▸ Instructions for the task: Look for the string "color" and copy every line that has it.

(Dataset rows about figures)
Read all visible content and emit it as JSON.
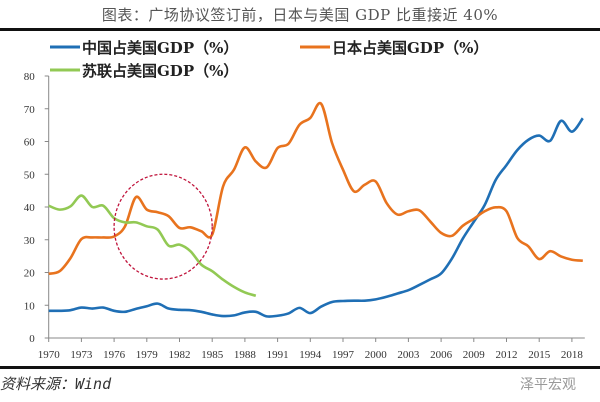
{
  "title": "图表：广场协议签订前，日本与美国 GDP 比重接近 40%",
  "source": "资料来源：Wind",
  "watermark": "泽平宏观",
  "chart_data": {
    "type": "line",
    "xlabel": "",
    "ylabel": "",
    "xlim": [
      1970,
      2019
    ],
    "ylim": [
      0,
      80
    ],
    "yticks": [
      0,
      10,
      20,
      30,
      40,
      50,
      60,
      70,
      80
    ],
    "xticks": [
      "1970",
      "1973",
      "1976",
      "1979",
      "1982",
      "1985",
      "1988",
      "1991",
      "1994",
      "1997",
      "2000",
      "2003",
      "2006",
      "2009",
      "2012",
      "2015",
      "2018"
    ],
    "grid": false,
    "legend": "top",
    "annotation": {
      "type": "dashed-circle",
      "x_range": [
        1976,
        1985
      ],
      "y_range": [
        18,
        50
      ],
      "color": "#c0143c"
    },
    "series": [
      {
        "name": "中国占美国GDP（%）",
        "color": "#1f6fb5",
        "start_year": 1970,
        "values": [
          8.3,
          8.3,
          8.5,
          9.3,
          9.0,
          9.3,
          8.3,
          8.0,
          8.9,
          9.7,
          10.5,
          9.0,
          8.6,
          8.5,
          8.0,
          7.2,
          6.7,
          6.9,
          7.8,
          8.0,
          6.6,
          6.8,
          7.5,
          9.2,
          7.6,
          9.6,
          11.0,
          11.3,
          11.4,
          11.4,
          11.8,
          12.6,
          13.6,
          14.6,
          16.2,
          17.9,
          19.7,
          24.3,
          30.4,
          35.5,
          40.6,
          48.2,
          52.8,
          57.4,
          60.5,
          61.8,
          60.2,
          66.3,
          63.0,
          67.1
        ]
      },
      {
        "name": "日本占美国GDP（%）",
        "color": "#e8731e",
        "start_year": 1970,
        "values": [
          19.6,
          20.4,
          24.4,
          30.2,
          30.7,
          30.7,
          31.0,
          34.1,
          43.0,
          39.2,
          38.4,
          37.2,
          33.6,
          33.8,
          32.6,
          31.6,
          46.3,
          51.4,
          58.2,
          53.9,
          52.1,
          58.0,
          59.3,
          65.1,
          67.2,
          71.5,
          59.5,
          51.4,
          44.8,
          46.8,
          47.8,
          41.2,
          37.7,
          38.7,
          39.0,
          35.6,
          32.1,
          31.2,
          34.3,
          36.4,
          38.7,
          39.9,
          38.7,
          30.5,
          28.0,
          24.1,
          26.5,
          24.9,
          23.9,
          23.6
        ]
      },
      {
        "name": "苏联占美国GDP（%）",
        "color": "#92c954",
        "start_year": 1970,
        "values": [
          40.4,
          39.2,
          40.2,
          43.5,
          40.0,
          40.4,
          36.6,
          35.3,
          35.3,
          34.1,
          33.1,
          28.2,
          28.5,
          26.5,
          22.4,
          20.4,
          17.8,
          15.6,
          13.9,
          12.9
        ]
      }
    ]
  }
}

▸ Problem solution:
      "color": "#c0143c"
        "color": "#1f6fb5",
        "color": "#e8731e",
        "color": "#92c954",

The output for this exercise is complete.